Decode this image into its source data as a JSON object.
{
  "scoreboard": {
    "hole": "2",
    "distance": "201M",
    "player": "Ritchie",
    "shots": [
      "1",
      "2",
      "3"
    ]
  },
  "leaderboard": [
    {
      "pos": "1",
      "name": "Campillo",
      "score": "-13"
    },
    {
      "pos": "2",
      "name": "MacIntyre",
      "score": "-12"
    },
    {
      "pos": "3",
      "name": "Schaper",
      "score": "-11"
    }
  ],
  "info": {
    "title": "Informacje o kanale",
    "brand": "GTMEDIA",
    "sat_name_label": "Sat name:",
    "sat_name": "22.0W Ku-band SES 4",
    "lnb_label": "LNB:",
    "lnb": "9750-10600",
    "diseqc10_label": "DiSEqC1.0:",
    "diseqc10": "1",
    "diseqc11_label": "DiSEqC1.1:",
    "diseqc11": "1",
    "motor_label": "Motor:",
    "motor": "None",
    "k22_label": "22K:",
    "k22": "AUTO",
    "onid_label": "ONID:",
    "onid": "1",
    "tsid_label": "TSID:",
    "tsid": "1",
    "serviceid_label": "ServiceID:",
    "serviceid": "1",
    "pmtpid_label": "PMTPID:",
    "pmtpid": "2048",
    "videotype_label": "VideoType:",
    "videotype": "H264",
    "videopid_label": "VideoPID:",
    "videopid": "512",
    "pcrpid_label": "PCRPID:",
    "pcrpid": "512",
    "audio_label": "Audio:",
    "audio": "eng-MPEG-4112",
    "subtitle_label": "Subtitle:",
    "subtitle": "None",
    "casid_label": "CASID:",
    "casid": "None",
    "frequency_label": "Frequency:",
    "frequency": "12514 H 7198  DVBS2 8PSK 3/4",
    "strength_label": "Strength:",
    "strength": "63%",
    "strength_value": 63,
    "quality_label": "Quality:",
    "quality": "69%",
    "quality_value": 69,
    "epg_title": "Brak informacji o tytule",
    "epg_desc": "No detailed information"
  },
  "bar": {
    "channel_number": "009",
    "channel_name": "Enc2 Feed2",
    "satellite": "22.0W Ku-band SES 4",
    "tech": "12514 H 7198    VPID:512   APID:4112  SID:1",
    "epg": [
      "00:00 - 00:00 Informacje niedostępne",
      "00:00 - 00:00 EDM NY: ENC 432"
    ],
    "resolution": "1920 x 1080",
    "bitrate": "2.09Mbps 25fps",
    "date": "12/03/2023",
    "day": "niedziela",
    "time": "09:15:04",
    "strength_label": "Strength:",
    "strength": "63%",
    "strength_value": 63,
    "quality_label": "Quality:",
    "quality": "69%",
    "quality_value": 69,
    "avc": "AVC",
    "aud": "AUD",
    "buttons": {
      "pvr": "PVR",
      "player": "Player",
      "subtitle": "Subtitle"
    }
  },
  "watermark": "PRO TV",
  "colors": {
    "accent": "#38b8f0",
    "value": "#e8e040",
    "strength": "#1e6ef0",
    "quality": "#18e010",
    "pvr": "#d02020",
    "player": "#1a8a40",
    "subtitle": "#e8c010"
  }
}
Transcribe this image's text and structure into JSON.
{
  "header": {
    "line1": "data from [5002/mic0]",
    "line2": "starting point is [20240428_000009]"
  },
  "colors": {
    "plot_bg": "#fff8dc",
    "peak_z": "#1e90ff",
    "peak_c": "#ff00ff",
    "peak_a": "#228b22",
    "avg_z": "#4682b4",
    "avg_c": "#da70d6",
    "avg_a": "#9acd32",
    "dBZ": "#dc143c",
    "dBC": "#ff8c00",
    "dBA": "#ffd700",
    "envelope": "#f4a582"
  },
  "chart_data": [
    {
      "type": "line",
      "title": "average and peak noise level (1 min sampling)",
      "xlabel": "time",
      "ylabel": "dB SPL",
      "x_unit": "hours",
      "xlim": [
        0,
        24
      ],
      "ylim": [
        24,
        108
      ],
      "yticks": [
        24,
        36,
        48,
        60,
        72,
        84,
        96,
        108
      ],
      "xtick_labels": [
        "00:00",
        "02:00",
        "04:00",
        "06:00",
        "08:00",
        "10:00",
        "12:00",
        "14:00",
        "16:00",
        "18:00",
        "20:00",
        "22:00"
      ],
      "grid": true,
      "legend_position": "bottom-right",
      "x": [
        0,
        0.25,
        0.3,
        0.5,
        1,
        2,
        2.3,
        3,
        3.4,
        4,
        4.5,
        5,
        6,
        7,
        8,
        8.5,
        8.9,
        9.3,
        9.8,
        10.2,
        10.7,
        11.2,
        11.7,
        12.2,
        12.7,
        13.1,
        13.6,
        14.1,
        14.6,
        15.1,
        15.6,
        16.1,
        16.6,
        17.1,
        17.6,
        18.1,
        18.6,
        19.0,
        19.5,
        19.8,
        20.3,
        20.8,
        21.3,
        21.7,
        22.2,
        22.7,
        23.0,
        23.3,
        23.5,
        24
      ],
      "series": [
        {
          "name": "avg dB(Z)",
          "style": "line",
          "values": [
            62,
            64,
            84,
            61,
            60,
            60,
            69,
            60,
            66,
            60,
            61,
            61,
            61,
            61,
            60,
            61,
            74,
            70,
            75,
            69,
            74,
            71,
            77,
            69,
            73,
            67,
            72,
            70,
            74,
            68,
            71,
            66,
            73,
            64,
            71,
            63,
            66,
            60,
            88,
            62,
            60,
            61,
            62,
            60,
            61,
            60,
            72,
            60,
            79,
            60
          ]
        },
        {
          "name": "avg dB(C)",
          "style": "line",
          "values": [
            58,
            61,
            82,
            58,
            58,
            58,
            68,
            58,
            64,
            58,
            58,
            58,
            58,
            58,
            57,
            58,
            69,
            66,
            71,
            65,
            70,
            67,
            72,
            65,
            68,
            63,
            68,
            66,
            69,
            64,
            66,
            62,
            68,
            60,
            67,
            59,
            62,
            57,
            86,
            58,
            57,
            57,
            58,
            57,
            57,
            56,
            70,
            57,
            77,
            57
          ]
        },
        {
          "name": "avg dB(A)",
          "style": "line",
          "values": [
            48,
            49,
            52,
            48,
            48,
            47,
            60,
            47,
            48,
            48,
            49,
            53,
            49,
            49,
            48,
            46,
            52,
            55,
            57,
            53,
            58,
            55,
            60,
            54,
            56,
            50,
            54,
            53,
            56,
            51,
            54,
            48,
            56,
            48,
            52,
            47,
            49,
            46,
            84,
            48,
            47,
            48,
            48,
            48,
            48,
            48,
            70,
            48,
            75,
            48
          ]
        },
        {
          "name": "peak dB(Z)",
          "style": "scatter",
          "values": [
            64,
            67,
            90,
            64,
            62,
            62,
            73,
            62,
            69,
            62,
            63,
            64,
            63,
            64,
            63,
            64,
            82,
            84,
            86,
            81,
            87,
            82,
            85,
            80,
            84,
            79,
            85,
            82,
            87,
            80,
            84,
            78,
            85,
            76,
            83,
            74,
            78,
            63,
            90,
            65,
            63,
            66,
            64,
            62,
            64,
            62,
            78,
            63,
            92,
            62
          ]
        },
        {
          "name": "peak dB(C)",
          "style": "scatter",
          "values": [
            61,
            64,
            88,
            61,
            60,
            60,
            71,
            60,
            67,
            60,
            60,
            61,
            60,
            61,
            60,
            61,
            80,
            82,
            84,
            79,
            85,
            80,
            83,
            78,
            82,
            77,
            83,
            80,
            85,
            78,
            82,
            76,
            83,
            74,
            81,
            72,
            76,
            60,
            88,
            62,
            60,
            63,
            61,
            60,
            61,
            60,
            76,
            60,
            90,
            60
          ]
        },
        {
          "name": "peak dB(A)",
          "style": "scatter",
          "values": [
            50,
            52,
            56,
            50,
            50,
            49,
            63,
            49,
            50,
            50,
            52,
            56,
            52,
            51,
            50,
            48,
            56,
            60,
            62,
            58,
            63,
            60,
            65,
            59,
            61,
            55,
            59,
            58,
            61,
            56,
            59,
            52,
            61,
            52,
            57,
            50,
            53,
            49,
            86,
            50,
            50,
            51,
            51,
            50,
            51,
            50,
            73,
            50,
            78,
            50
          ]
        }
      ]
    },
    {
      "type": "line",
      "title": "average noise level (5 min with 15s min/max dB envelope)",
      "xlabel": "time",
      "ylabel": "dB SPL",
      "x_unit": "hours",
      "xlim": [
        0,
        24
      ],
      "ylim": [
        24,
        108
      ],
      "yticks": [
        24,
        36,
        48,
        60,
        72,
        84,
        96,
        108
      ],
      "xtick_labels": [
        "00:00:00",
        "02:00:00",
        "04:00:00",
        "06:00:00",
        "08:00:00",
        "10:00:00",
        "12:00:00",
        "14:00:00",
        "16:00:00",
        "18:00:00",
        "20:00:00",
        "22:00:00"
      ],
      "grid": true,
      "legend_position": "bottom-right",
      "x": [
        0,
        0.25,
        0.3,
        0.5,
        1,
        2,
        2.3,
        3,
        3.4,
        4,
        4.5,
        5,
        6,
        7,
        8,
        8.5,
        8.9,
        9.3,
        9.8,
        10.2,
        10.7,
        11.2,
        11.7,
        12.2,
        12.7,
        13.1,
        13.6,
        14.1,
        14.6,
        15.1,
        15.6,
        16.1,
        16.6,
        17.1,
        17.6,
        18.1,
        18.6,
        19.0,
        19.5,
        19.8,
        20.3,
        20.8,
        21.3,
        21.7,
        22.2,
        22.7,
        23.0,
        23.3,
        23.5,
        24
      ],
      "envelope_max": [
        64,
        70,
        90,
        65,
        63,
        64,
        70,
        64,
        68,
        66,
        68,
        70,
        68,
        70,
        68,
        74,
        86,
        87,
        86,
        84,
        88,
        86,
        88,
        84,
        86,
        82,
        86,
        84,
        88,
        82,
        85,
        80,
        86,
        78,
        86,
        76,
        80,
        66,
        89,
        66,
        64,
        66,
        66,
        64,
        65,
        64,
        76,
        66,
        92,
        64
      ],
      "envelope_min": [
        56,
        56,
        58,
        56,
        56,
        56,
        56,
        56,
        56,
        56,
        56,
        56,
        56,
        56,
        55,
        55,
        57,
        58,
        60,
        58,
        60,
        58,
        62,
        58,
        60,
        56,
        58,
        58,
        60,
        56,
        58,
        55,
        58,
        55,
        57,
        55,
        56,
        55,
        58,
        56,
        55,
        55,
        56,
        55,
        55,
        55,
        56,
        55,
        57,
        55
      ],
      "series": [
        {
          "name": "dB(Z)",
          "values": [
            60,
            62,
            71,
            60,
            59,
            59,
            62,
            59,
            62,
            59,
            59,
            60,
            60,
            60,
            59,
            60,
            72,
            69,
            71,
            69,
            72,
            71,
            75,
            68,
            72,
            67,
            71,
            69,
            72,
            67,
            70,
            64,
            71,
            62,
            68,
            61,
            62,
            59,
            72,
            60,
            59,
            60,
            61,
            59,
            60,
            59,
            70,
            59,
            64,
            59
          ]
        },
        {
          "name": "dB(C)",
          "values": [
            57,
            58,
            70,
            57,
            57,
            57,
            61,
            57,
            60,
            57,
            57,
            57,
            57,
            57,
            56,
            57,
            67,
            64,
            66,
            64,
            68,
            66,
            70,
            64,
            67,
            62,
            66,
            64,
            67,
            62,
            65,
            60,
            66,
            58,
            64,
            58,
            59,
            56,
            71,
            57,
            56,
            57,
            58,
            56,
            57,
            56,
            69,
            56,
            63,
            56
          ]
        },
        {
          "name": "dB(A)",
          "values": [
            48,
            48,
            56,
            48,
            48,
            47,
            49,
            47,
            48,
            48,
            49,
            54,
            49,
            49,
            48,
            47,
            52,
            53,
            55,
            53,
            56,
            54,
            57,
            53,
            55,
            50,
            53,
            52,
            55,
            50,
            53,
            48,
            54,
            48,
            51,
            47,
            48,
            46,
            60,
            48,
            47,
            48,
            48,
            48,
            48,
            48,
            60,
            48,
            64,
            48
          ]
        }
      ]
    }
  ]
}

···

## THE PROBLEM
Search the entries for the word "level", then list each line that holds it.

## WRITTEN SOLUTION
      "title": "average and peak noise level (1 min sampling)",
      "title": "average noise level (5 min with 15s min/max dB envelope)",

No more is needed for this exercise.